Press Releases

Rep. Peters’ Bill to Rename Downtown Federal Courthouse Passes U.S. House

WASHINGTON, D.C. – Today, bipartisan legislation introduced by U.S. Congressman Scott Peters (CA-52) unanimously passed the House of Representatives. H.R. 1378 would designate the Federal Courthouse at 333 West Broadway in Downtown San Diego as the “James M. Carter and Judith N. Keep United States Courthouse.”

The bill would also designate the complex of 221 West Broadway, 333 West Broadway, 880 Front Street, 325 West F Street, 808 Union Street, and the adjoining plaza as the “John Rhoades Federal Judicial Center.”

“Judges Carter, Keep, and Rhoades dedicated their lives to public service and justice,” Rep. Peters said. “The San Diego County Bar Association and Republican and Democratic community leaders from throughout San Diego agree that this is an appropriate way to honor their legacy.”

Records from a data source
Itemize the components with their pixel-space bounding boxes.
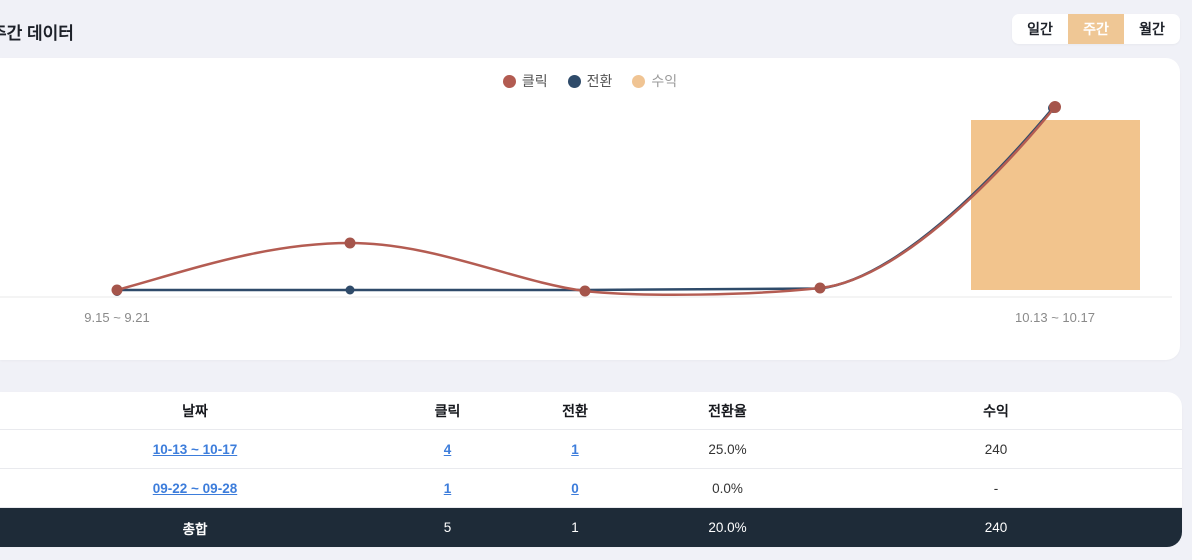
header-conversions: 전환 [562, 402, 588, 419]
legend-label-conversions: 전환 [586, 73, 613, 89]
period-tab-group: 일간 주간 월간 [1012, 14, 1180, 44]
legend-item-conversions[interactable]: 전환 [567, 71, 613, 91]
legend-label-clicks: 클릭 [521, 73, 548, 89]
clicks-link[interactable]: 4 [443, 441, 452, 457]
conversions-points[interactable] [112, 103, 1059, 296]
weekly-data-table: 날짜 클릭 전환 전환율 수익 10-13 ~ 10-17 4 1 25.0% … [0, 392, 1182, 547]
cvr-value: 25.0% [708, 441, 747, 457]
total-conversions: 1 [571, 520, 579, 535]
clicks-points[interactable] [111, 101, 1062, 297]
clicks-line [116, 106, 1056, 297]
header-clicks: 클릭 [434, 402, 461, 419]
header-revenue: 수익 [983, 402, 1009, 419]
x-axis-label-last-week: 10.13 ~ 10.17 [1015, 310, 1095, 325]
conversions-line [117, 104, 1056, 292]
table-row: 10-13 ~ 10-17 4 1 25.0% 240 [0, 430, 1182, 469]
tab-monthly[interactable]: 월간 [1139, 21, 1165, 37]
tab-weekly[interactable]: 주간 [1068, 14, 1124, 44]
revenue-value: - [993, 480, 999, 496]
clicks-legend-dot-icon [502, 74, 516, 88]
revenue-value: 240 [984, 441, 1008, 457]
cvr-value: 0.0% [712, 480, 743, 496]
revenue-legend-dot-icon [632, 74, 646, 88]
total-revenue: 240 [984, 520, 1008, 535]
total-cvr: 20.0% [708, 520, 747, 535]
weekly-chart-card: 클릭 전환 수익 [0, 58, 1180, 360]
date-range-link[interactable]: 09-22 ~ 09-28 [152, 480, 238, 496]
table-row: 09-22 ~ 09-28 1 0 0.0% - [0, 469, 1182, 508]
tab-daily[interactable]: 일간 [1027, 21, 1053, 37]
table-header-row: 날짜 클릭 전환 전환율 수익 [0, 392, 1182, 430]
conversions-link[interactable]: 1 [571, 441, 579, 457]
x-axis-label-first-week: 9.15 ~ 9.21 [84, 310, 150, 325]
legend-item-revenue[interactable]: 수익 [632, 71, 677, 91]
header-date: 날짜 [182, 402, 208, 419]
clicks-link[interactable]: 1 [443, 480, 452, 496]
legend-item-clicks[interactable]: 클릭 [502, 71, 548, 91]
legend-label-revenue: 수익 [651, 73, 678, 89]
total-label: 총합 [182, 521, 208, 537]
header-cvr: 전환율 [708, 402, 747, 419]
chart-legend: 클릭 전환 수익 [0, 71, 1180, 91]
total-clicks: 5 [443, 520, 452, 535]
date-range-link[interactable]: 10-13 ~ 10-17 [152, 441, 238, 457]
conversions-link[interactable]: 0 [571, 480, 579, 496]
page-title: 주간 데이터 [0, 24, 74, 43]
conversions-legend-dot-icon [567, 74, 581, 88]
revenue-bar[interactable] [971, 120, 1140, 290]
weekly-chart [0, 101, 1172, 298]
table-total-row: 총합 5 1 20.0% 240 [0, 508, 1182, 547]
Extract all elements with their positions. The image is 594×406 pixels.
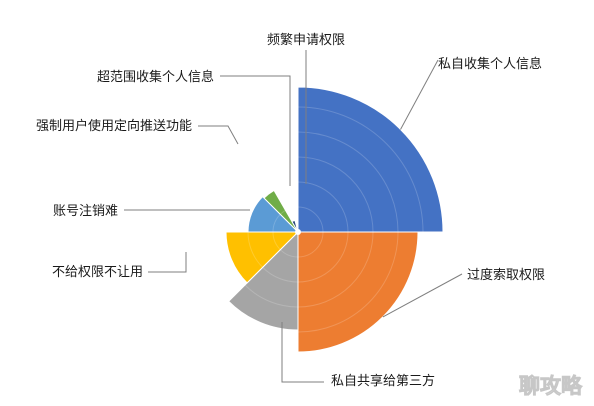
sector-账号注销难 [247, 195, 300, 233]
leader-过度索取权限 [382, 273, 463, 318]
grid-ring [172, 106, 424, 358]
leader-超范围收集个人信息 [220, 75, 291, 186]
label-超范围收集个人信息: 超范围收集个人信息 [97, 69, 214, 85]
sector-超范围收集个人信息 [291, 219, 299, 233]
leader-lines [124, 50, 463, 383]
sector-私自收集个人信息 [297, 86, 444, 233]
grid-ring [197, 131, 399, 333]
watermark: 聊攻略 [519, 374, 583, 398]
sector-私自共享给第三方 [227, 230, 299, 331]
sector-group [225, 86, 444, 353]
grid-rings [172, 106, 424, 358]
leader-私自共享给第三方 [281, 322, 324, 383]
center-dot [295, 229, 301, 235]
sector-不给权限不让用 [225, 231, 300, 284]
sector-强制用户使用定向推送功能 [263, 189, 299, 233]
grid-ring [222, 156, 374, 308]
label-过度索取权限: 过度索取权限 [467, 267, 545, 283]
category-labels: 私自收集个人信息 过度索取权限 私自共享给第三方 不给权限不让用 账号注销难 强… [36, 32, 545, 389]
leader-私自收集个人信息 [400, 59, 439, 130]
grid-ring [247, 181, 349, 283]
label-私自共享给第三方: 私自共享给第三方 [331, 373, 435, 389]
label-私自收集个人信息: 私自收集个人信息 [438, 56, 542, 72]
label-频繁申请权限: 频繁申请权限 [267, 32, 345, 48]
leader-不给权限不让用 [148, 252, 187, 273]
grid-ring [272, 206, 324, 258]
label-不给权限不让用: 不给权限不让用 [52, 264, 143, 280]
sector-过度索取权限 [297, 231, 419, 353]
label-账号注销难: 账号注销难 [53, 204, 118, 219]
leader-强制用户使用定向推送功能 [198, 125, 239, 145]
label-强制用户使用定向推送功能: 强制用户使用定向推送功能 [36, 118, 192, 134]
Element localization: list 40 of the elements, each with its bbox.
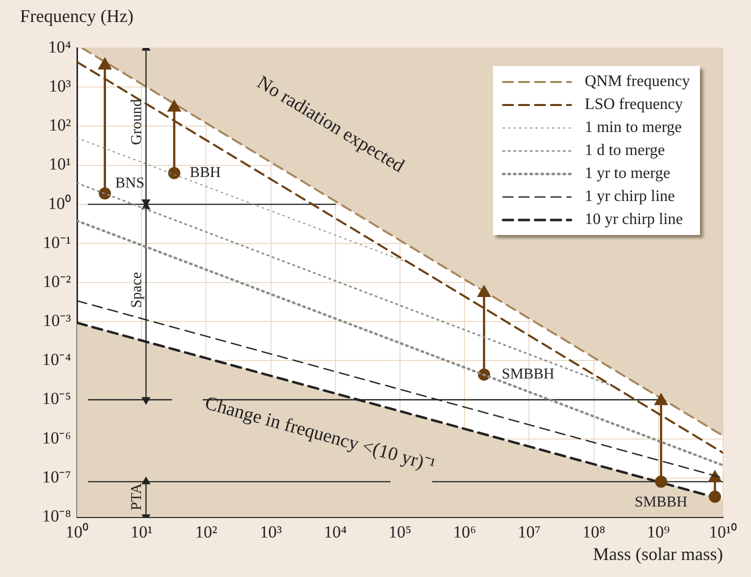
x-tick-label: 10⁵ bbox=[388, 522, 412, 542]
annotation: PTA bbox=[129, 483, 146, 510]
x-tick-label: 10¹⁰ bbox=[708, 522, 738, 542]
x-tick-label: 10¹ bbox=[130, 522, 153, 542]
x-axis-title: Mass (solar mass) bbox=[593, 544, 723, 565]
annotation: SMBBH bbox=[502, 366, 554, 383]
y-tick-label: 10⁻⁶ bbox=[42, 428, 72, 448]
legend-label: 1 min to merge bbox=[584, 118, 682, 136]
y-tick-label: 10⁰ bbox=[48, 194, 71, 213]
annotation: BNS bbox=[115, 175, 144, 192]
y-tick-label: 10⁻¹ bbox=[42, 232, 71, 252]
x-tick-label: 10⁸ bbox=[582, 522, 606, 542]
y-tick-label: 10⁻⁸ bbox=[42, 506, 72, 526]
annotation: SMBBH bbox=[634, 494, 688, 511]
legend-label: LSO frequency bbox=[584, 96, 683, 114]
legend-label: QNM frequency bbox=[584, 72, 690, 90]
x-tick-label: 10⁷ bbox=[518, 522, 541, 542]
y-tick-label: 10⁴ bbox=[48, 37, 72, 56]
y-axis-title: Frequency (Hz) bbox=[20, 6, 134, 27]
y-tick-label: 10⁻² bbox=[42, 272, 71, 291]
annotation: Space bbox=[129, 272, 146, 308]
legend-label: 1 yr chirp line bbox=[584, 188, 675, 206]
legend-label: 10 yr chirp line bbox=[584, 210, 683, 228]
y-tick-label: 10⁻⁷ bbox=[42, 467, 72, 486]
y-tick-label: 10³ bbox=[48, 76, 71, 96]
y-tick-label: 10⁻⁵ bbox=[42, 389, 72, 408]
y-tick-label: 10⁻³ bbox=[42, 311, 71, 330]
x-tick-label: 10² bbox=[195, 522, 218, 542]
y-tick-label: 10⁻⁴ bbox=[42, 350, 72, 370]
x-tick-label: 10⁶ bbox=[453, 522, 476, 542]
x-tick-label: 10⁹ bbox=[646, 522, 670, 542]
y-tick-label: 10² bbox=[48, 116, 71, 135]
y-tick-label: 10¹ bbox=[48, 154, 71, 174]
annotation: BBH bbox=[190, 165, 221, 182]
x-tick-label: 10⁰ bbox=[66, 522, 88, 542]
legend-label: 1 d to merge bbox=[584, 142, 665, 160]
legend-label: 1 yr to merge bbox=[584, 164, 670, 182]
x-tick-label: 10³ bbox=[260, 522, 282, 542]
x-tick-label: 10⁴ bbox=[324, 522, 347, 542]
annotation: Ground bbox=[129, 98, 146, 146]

● Exercise goal:
Please write out the entire press release about the courthouse renaming bill word for word. This material has nothing to do with the press release.

● Response:
Press Releases

Rep. Peters’ Bill to Rename Downtown Federal Courthouse Passes U.S. House

WASHINGTON, D.C. – Today, bipartisan legislation introduced by U.S. Congressman Scott Peters (CA-52) unanimously passed the House of Representatives. H.R. 1378 would designate the Federal Courthouse at 333 West Broadway in Downtown San Diego as the “James M. Carter and Judith N. Keep United States Courthouse.”

The bill would also designate the complex of 221 West Broadway, 333 West Broadway, 880 Front Street, 325 West F Street, 808 Union Street, and the adjoining plaza as the “John Rhoades Federal Judicial Center.”

“Judges Carter, Keep, and Rhoades dedicated their lives to public service and justice,” Rep. Peters said. “The San Diego County Bar Association and Republican and Democratic community leaders from throughout San Diego agree that this is an appropriate way to honor their legacy.”